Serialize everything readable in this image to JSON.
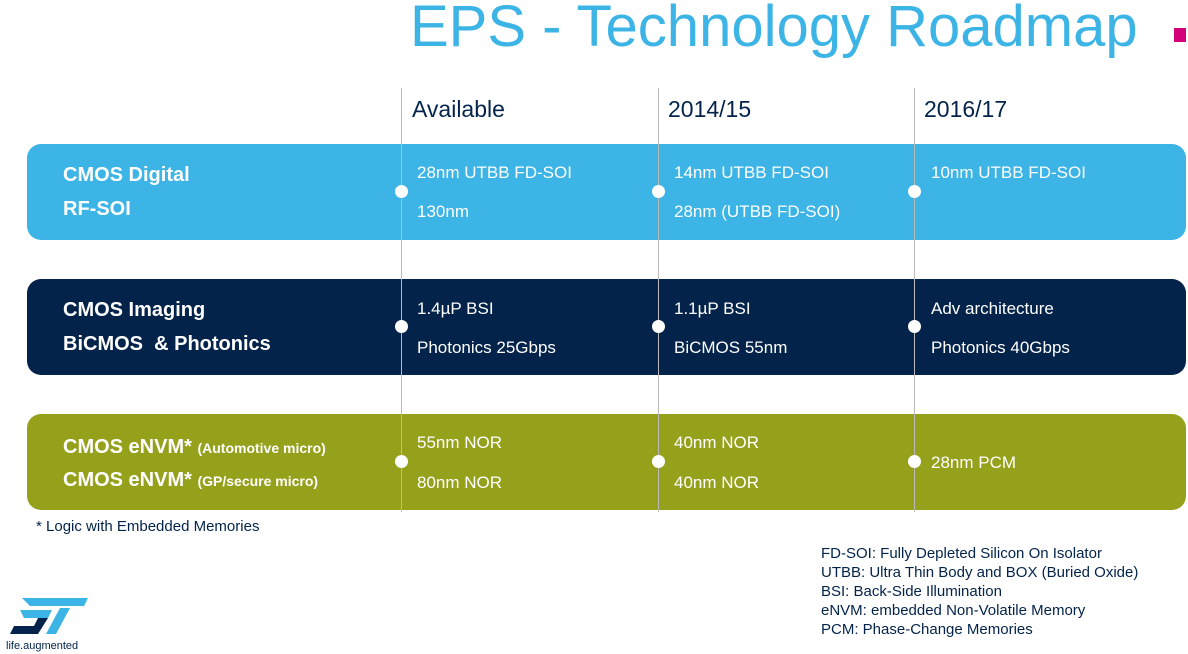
{
  "title": "EPS - Technology Roadmap",
  "columns": [
    "Available",
    "2014/15",
    "2016/17"
  ],
  "rows": [
    {
      "labels": [
        {
          "main": "CMOS Digital",
          "note": ""
        },
        {
          "main": "RF-SOI",
          "note": ""
        }
      ],
      "cells": [
        [
          "28nm UTBB FD-SOI",
          "130nm"
        ],
        [
          "14nm UTBB FD-SOI",
          "28nm (UTBB FD-SOI)"
        ],
        [
          "10nm UTBB FD-SOI"
        ]
      ],
      "color": "#3cb4e5"
    },
    {
      "labels": [
        {
          "main": "CMOS Imaging",
          "note": ""
        },
        {
          "main": "BiCMOS  & Photonics",
          "note": ""
        }
      ],
      "cells": [
        [
          "1.4µP BSI",
          "Photonics 25Gbps"
        ],
        [
          "1.1µP BSI",
          "BiCMOS 55nm"
        ],
        [
          "Adv architecture",
          "Photonics 40Gbps"
        ]
      ],
      "color": "#03234b"
    },
    {
      "labels": [
        {
          "main": "CMOS eNVM*",
          "note": "(Automotive micro)"
        },
        {
          "main": "CMOS eNVM*",
          "note": "(GP/secure micro)"
        }
      ],
      "cells": [
        [
          "55nm NOR",
          "80nm NOR"
        ],
        [
          "40nm NOR",
          "40nm NOR"
        ],
        [
          "28nm PCM"
        ]
      ],
      "color": "#95a11b"
    }
  ],
  "footnote": "* Logic with Embedded Memories",
  "glossary": [
    "FD-SOI: Fully Depleted Silicon On Isolator",
    "UTBB: Ultra Thin Body and BOX (Buried Oxide)",
    "BSI: Back-Side Illumination",
    "eNVM: embedded Non-Volatile Memory",
    "PCM: Phase-Change Memories"
  ],
  "logo_text": "ST",
  "tagline": "life.augmented",
  "accent_color": "#d4007a"
}
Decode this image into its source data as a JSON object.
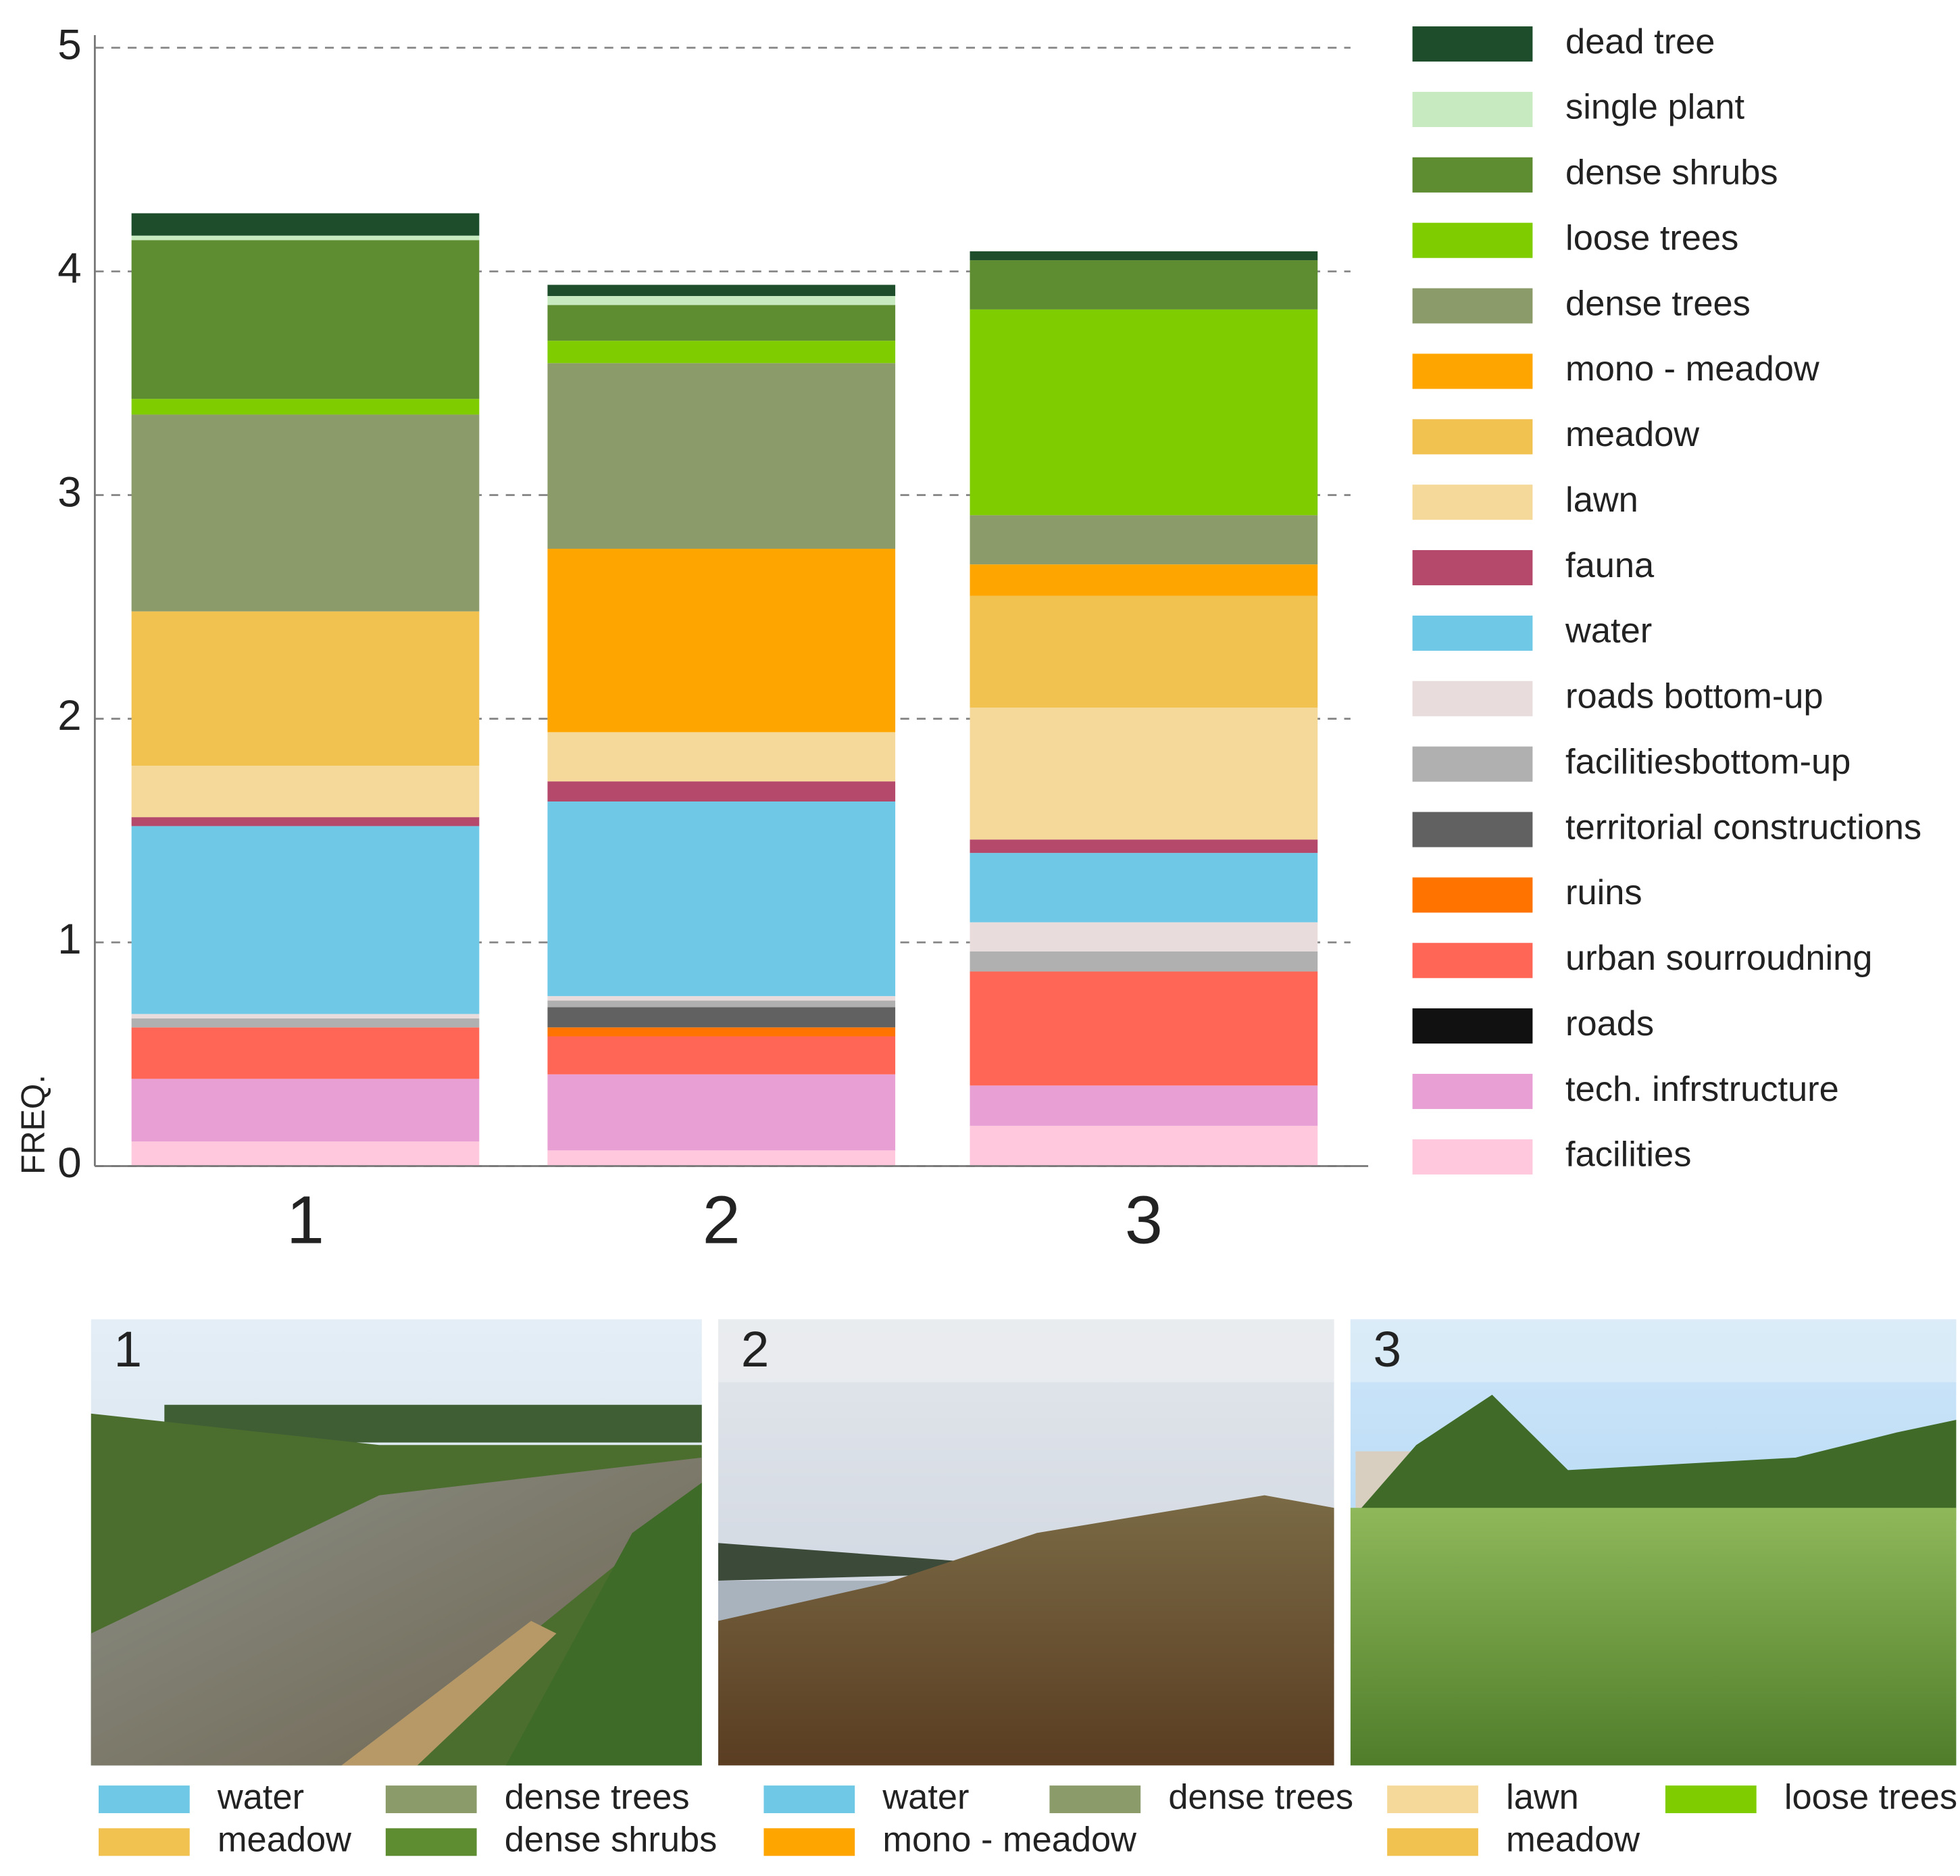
{
  "chart_data": {
    "type": "bar",
    "stacked": true,
    "y_label": "FREQ.",
    "categories": [
      "1",
      "2",
      "3"
    ],
    "ylim": [
      0,
      5
    ],
    "yticks": [
      0,
      1,
      2,
      3,
      4,
      5
    ],
    "grid": true,
    "legend_position": "right",
    "series": [
      {
        "name": "facilities",
        "color": "#ffc8dc",
        "values": [
          0.11,
          0.07,
          0.18
        ]
      },
      {
        "name": "tech. infrstructure",
        "color": "#e8a0d4",
        "values": [
          0.28,
          0.34,
          0.18
        ]
      },
      {
        "name": "roads",
        "color": "#111111",
        "values": [
          0,
          0,
          0
        ]
      },
      {
        "name": "urban sourroudning",
        "color": "#ff6655",
        "values": [
          0.23,
          0.17,
          0.51
        ]
      },
      {
        "name": "ruins",
        "color": "#ff7300",
        "values": [
          0,
          0.04,
          0
        ]
      },
      {
        "name": "territorial constructions",
        "color": "#616161",
        "values": [
          0,
          0.09,
          0
        ]
      },
      {
        "name": "facilitiesbottom-up",
        "color": "#b0b0b0",
        "values": [
          0.04,
          0.03,
          0.09
        ]
      },
      {
        "name": "roads bottom-up",
        "color": "#e8dcdc",
        "values": [
          0.02,
          0.02,
          0.13
        ]
      },
      {
        "name": "water",
        "color": "#6ec8e6",
        "values": [
          0.84,
          0.87,
          0.31
        ]
      },
      {
        "name": "fauna",
        "color": "#b5496b",
        "values": [
          0.04,
          0.09,
          0.06
        ]
      },
      {
        "name": "lawn",
        "color": "#f5d99a",
        "values": [
          0.23,
          0.22,
          0.59
        ]
      },
      {
        "name": "meadow",
        "color": "#f2c250",
        "values": [
          0.69,
          0,
          0.5
        ]
      },
      {
        "name": "mono - meadow",
        "color": "#ffa500",
        "values": [
          0,
          0.82,
          0.14
        ]
      },
      {
        "name": "dense trees",
        "color": "#8c9b6a",
        "values": [
          0.88,
          0.83,
          0.22
        ]
      },
      {
        "name": "loose trees",
        "color": "#7fcc00",
        "values": [
          0.07,
          0.1,
          0.92
        ]
      },
      {
        "name": "dense shrubs",
        "color": "#5e8c31",
        "values": [
          0.71,
          0.16,
          0.22
        ]
      },
      {
        "name": "single plant",
        "color": "#c8eac0",
        "values": [
          0.02,
          0.04,
          0
        ]
      },
      {
        "name": "dead tree",
        "color": "#1d4d2b",
        "values": [
          0.1,
          0.05,
          0.04
        ]
      }
    ]
  },
  "photos": [
    {
      "label": "1",
      "legend": [
        {
          "name": "water",
          "color": "#6ec8e6"
        },
        {
          "name": "meadow",
          "color": "#f2c250"
        },
        {
          "name": "dense trees",
          "color": "#8c9b6a"
        },
        {
          "name": "dense shrubs",
          "color": "#5e8c31"
        }
      ]
    },
    {
      "label": "2",
      "legend": [
        {
          "name": "water",
          "color": "#6ec8e6"
        },
        {
          "name": "mono - meadow",
          "color": "#ffa500"
        },
        {
          "name": "dense trees",
          "color": "#8c9b6a"
        }
      ]
    },
    {
      "label": "3",
      "legend": [
        {
          "name": "lawn",
          "color": "#f5d99a"
        },
        {
          "name": "meadow",
          "color": "#f2c250"
        },
        {
          "name": "loose trees",
          "color": "#7fcc00"
        }
      ]
    }
  ]
}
----------
» **AIM**: Your task is to pick out every line with the string "micro" and copy it.

» **FINISHED ANSWER**:
          "note": "(Automotive micro)"
          "note": "(GP/secure micro)"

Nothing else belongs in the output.